Take every line that has the string "twitter" and copy it out.

+---+

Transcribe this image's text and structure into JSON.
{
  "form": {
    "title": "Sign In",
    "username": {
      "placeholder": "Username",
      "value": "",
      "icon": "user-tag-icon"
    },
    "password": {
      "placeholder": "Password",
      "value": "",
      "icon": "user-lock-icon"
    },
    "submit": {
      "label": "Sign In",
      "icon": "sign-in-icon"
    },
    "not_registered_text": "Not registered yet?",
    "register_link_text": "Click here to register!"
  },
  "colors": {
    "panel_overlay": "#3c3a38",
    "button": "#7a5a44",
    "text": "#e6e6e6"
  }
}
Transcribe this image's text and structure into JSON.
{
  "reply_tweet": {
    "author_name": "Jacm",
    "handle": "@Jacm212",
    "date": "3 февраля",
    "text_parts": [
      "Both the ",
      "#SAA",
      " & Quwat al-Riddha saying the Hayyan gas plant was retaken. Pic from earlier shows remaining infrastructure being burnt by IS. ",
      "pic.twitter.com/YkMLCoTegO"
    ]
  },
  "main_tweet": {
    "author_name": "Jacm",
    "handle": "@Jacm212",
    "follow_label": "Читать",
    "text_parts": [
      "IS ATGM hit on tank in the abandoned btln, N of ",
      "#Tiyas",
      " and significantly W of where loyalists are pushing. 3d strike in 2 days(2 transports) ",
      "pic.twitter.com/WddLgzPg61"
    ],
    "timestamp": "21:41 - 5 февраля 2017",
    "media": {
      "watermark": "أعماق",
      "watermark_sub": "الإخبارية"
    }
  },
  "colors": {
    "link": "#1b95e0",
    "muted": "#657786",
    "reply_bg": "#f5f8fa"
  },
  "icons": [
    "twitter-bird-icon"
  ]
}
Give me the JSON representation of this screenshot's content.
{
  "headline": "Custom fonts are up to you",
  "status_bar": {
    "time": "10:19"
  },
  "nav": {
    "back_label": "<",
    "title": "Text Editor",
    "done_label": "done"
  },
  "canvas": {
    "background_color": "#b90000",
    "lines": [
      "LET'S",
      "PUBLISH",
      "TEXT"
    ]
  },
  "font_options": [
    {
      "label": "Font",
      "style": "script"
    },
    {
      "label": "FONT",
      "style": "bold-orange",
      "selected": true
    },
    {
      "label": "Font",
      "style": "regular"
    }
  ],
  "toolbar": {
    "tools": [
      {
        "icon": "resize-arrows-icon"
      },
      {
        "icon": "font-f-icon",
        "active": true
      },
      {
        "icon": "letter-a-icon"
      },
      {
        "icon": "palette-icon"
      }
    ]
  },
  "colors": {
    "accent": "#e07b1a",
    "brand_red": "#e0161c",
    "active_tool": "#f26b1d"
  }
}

+---+

• **Response to the exercise**:
      "pic.twitter.com/YkMLCoTegO"
      "pic.twitter.com/WddLgzPg61"
    "twitter-bird-icon"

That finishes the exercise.